Objective → Copy the records below exactly, leaving out any pictures.

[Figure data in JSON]
==============================

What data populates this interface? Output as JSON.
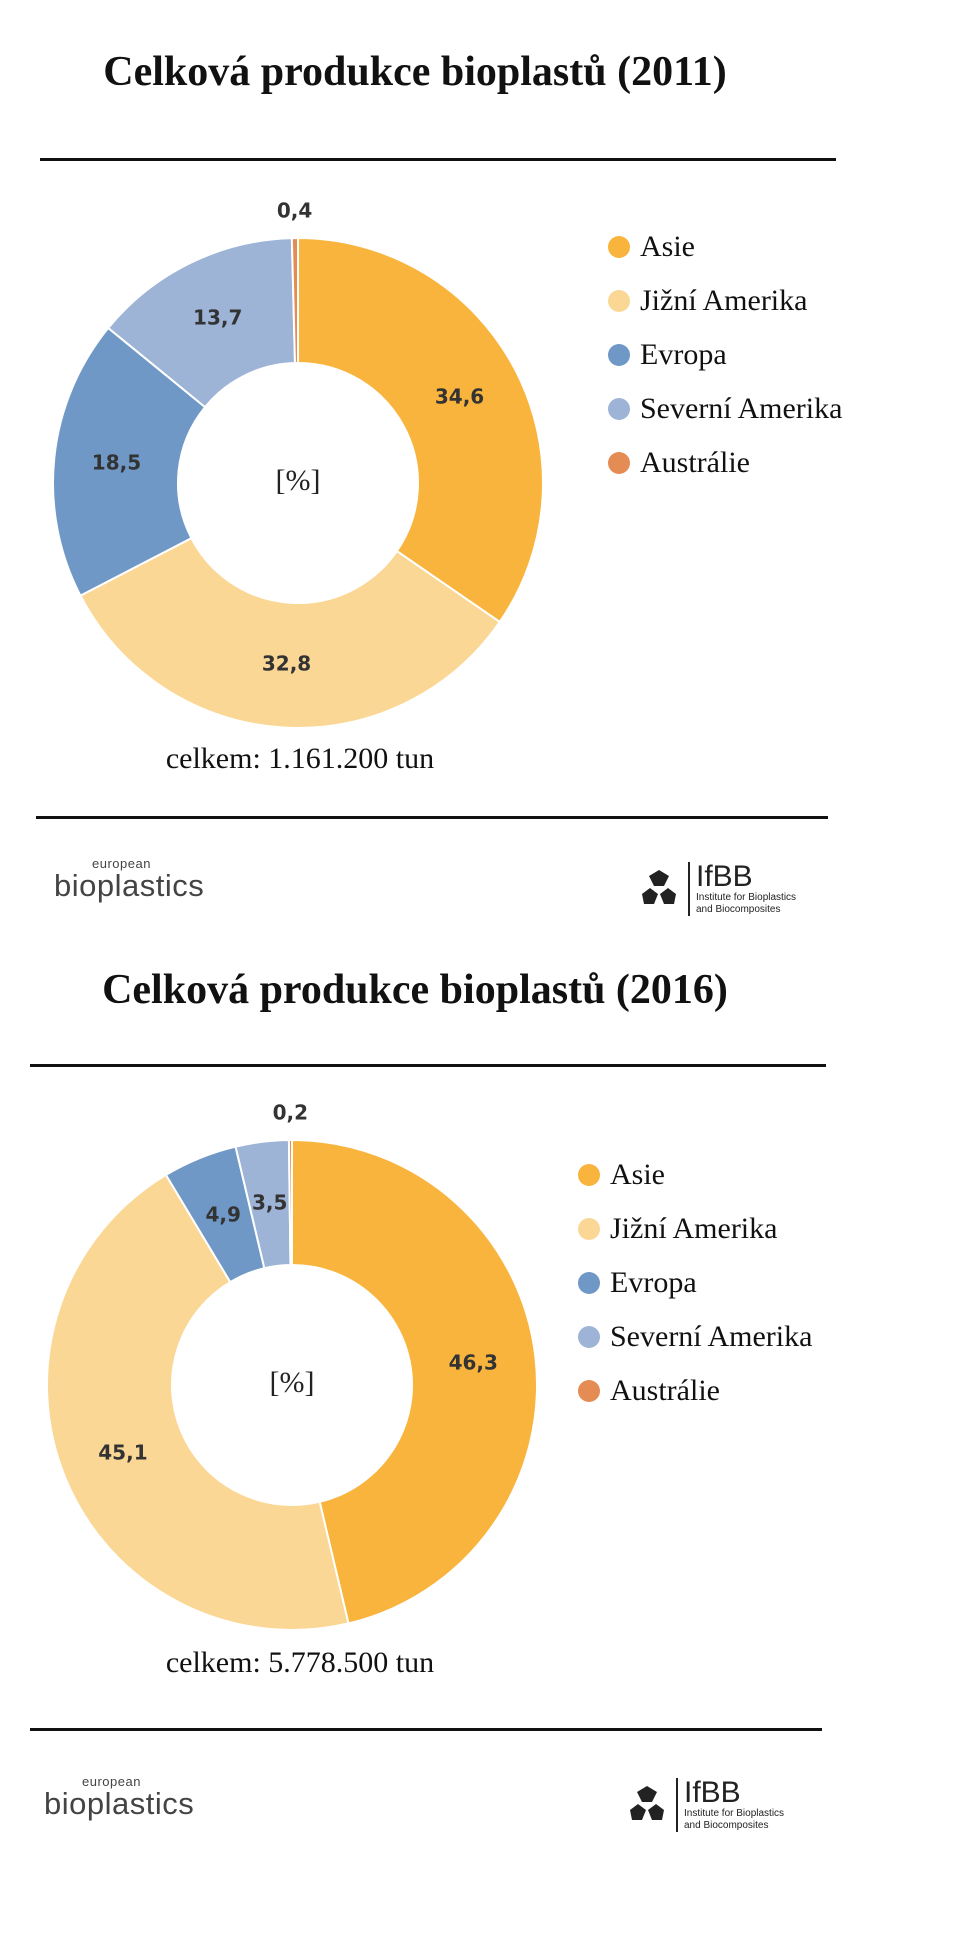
{
  "legend_colors": [
    "#F8B43C",
    "#FBD796",
    "#6F98C6",
    "#9DB4D7",
    "#E58C54"
  ],
  "logos": {
    "eb_small": "european",
    "eb_big": "bioplastics",
    "ifbb_name": "IfBB",
    "ifbb_tag1": "Institute for Bioplastics",
    "ifbb_tag2": "and Biocomposites"
  },
  "chart_data": [
    {
      "type": "pie",
      "title": "Celková produkce bioplastů (2011)",
      "center_label": "[%]",
      "categories": [
        "Asie",
        "Jižní Amerika",
        "Evropa",
        "Severní Amerika",
        "Austrálie"
      ],
      "values": [
        34.6,
        32.8,
        18.5,
        13.7,
        0.4
      ],
      "value_labels": [
        "34,6",
        "32,8",
        "18,5",
        "13,7",
        "0,4"
      ],
      "total": "celkem: 1.161.200 tun",
      "legend_position": "right"
    },
    {
      "type": "pie",
      "title": "Celková produkce bioplastů (2016)",
      "center_label": "[%]",
      "categories": [
        "Asie",
        "Jižní Amerika",
        "Evropa",
        "Severní Amerika",
        "Austrálie"
      ],
      "values": [
        46.3,
        45.1,
        4.9,
        3.5,
        0.2
      ],
      "value_labels": [
        "46,3",
        "45,1",
        "4,9",
        "3,5",
        "0,2"
      ],
      "total": "celkem: 5.778.500 tun",
      "legend_position": "right"
    }
  ]
}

==============================

Output for this task →
What data populates this interface? Output as JSON.
{
  "legend_colors": [
    "#F8B43C",
    "#FBD796",
    "#6F98C6",
    "#9DB4D7",
    "#E58C54"
  ],
  "logos": {
    "eb_small": "european",
    "eb_big": "bioplastics",
    "ifbb_name": "IfBB",
    "ifbb_tag1": "Institute for Bioplastics",
    "ifbb_tag2": "and Biocomposites"
  },
  "chart_data": [
    {
      "type": "pie",
      "title": "Celková produkce bioplastů (2011)",
      "center_label": "[%]",
      "categories": [
        "Asie",
        "Jižní Amerika",
        "Evropa",
        "Severní Amerika",
        "Austrálie"
      ],
      "values": [
        34.6,
        32.8,
        18.5,
        13.7,
        0.4
      ],
      "value_labels": [
        "34,6",
        "32,8",
        "18,5",
        "13,7",
        "0,4"
      ],
      "total": "celkem: 1.161.200 tun",
      "legend_position": "right"
    },
    {
      "type": "pie",
      "title": "Celková produkce bioplastů (2016)",
      "center_label": "[%]",
      "categories": [
        "Asie",
        "Jižní Amerika",
        "Evropa",
        "Severní Amerika",
        "Austrálie"
      ],
      "values": [
        46.3,
        45.1,
        4.9,
        3.5,
        0.2
      ],
      "value_labels": [
        "46,3",
        "45,1",
        "4,9",
        "3,5",
        "0,2"
      ],
      "total": "celkem: 5.778.500 tun",
      "legend_position": "right"
    }
  ]
}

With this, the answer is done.